Problem description
Write out the material below again, unchanged.

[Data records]

>> START

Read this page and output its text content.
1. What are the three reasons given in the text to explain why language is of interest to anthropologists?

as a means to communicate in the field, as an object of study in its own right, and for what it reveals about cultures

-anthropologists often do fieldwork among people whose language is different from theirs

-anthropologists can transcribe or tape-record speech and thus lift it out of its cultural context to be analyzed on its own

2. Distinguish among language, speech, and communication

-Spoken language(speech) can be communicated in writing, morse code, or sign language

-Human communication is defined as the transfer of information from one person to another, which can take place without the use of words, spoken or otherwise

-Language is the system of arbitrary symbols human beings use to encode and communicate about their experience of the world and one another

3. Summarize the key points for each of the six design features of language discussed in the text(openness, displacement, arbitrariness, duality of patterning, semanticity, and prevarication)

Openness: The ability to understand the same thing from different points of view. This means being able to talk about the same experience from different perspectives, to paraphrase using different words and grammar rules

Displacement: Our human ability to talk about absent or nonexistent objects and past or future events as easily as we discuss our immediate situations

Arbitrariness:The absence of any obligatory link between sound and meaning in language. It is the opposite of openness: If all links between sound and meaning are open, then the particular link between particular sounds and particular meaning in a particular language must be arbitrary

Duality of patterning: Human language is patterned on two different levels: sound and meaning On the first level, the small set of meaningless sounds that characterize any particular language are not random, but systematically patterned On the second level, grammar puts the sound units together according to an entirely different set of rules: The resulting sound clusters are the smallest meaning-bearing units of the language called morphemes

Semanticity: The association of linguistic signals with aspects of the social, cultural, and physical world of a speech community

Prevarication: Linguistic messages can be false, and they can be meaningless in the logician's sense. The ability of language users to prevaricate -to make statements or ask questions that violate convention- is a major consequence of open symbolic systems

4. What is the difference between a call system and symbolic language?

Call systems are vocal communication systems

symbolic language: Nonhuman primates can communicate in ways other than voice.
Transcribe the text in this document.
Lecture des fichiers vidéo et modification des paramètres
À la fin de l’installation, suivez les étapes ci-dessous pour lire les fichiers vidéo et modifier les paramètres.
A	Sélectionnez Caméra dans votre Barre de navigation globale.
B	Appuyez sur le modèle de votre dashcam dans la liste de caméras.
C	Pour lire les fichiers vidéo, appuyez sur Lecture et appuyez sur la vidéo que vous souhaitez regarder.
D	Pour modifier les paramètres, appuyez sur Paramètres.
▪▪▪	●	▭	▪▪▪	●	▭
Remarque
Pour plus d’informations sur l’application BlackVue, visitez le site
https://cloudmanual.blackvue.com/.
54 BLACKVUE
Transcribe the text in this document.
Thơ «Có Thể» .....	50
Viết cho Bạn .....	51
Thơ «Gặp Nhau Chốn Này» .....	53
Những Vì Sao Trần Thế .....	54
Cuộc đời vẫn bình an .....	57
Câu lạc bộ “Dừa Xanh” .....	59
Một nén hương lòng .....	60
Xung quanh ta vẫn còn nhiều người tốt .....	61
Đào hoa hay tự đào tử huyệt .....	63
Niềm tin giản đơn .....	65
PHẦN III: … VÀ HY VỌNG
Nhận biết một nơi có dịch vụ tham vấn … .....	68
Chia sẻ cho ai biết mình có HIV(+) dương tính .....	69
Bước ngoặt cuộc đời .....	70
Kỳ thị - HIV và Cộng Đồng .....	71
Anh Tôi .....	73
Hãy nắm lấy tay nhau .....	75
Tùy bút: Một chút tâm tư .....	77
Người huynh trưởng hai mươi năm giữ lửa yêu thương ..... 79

>> END

Answer to the task
Read this page and output its text content.
1. What are the three reasons given in the text to explain why language is of interest to anthropologists?

as a means to communicate in the field, as an object of study in its own right, and for what it reveals about cultures

-anthropologists often do fieldwork among people whose language is different from theirs

-anthropologists can transcribe or tape-record speech and thus lift it out of its cultural context to be analyzed on its own

2. Distinguish among language, speech, and communication

-Spoken language(speech) can be communicated in writing, morse code, or sign language

-Human communication is defined as the transfer of information from one person to another, which can take place without the use of words, spoken or otherwise

-Language is the system of arbitrary symbols human beings use to encode and communicate about their experience of the world and one another

3. Summarize the key points for each of the six design features of language discussed in the text(openness, displacement, arbitrariness, duality of patterning, semanticity, and prevarication)

Openness: The ability to understand the same thing from different points of view. This means being able to talk about the same experience from different perspectives, to paraphrase using different words and grammar rules

Displacement: Our human ability to talk about absent or nonexistent objects and past or future events as easily as we discuss our immediate situations

Arbitrariness:The absence of any obligatory link between sound and meaning in language. It is the opposite of openness: If all links between sound and meaning are open, then the particular link between particular sounds and particular meaning in a particular language must be arbitrary

Duality of patterning: Human language is patterned on two different levels: sound and meaning On the first level, the small set of meaningless sounds that characterize any particular language are not random, but systematically patterned On the second level, grammar puts the sound units together according to an entirely different set of rules: The resulting sound clusters are the smallest meaning-bearing units of the language called morphemes

Semanticity: The association of linguistic signals with aspects of the social, cultural, and physical world of a speech community

Prevarication: Linguistic messages can be false, and they can be meaningless in the logician's sense. The ability of language users to prevaricate -to make statements or ask questions that violate convention- is a major consequence of open symbolic systems

4. What is the difference between a call system and symbolic language?

Call systems are vocal communication systems

symbolic language: Nonhuman primates can communicate in ways other than voice.
Transcribe the text in this document.
Lecture des fichiers vidéo et modification des paramètres
À la fin de l’installation, suivez les étapes ci-dessous pour lire les fichiers vidéo et modifier les paramètres.
A	Sélectionnez Caméra dans votre Barre de navigation globale.
B	Appuyez sur le modèle de votre dashcam dans la liste de caméras.
C	Pour lire les fichiers vidéo, appuyez sur Lecture et appuyez sur la vidéo que vous souhaitez regarder.
D	Pour modifier les paramètres, appuyez sur Paramètres.
▪▪▪	●	▭	▪▪▪	●	▭
Remarque
Pour plus d’informations sur l’application BlackVue, visitez le site
https://cloudmanual.blackvue.com/.
54 BLACKVUE
Transcribe the text in this document.
Thơ «Có Thể» .....	50
Viết cho Bạn .....	51
Thơ «Gặp Nhau Chốn Này» .....	53
Những Vì Sao Trần Thế .....	54
Cuộc đời vẫn bình an .....	57
Câu lạc bộ “Dừa Xanh” .....	59
Một nén hương lòng .....	60
Xung quanh ta vẫn còn nhiều người tốt .....	61
Đào hoa hay tự đào tử huyệt .....	63
Niềm tin giản đơn .....	65
PHẦN III: … VÀ HY VỌNG
Nhận biết một nơi có dịch vụ tham vấn … .....	68
Chia sẻ cho ai biết mình có HIV(+) dương tính .....	69
Bước ngoặt cuộc đời .....	70
Kỳ thị - HIV và Cộng Đồng .....	71
Anh Tôi .....	73
Hãy nắm lấy tay nhau .....	75
Tùy bút: Một chút tâm tư .....	77
Người huynh trưởng hai mươi năm giữ lửa yêu thương ..... 79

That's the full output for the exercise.